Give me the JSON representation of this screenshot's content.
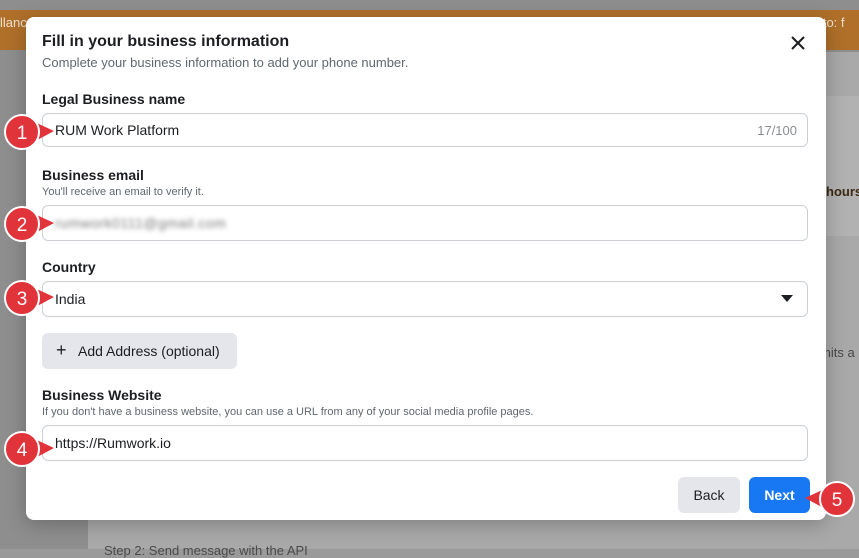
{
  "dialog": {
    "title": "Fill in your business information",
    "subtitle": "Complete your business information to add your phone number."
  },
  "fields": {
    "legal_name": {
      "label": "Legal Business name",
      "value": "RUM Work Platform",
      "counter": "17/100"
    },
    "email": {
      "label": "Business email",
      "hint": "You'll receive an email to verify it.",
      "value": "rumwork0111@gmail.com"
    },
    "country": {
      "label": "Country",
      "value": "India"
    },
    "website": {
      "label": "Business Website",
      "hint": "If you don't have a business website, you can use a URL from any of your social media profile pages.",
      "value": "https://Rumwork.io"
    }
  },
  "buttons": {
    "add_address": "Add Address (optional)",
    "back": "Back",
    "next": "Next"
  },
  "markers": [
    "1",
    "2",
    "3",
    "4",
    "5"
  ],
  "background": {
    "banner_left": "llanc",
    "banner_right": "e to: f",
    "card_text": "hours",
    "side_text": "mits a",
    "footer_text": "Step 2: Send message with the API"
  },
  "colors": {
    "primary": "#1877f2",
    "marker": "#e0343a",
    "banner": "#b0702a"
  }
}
++++++++
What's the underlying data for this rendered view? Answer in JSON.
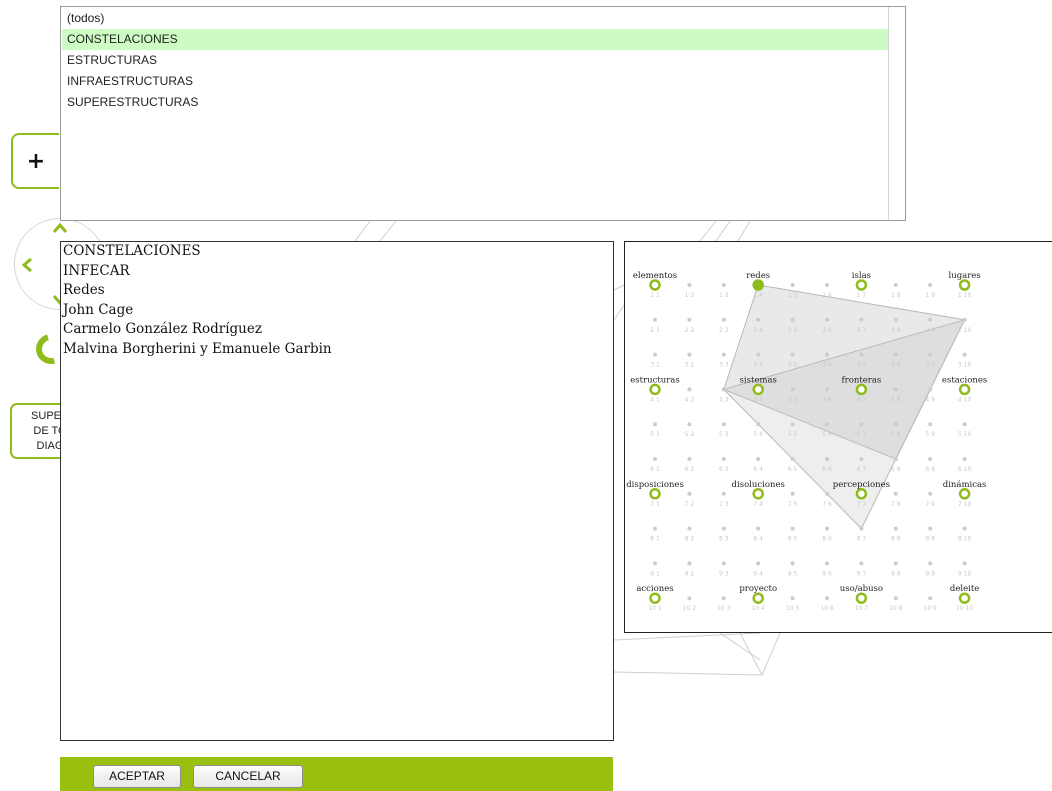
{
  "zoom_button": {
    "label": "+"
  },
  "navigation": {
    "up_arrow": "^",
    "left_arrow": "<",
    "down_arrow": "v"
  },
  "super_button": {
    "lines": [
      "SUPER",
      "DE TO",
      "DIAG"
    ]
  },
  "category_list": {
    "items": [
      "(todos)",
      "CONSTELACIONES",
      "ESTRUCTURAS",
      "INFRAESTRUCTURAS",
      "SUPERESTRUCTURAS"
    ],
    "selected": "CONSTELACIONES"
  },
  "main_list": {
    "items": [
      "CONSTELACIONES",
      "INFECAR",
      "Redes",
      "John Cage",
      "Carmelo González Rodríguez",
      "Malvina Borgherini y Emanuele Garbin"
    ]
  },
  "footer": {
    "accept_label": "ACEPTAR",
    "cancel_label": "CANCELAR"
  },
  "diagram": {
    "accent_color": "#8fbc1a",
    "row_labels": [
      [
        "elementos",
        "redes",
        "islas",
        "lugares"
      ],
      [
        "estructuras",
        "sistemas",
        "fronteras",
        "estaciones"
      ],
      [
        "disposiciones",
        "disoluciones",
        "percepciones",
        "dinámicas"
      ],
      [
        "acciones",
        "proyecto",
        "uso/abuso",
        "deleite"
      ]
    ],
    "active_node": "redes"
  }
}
++++++++
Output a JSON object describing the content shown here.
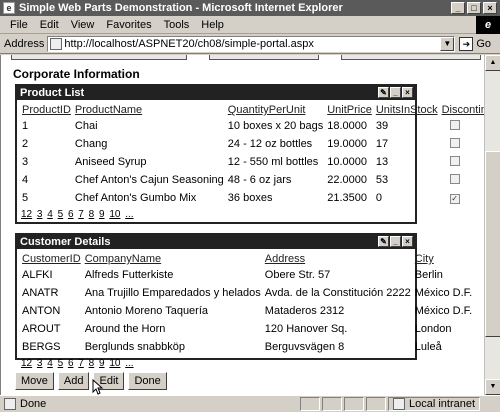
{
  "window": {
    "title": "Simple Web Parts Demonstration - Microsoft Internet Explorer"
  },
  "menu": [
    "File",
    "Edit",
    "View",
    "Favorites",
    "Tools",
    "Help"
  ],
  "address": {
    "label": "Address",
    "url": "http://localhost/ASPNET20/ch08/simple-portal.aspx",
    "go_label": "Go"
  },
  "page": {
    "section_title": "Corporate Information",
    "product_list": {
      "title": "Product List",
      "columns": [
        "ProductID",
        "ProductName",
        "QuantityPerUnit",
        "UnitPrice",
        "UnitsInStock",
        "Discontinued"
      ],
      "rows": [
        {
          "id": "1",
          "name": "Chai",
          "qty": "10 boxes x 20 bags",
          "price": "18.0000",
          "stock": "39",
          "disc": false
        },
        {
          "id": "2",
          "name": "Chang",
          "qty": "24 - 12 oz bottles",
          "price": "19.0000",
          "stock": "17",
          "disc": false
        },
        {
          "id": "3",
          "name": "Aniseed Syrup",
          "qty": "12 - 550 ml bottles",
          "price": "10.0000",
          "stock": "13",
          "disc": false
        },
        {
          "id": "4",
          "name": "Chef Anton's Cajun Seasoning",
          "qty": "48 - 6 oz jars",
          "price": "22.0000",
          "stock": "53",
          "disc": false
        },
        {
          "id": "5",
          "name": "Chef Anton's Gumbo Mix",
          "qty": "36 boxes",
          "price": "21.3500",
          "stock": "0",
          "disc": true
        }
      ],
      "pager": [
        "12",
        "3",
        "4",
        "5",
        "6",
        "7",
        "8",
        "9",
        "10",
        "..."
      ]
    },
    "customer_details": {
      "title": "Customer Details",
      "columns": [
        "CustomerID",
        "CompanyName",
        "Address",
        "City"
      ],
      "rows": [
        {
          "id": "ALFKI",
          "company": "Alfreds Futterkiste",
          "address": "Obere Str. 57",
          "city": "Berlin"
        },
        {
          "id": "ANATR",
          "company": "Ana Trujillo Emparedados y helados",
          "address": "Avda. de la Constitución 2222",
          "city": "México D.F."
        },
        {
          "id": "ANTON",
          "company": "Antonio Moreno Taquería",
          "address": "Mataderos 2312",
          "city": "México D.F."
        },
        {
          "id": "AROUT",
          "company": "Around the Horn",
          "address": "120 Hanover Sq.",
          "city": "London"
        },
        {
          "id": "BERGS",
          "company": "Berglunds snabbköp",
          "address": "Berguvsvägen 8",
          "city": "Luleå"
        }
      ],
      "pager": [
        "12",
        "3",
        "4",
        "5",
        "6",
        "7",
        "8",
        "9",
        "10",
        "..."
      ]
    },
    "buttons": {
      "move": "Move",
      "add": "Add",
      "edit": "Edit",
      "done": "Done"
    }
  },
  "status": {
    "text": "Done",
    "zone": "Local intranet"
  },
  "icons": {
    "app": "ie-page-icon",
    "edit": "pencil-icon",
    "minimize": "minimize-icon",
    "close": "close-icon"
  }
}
++++++++
** Your goal **
Scan the data above; copy every line where "this" appears.

** Complete answer **
Give me the JSON representation of this screenshot's content.
What's the underlying data for this rendered view? Answer in JSON.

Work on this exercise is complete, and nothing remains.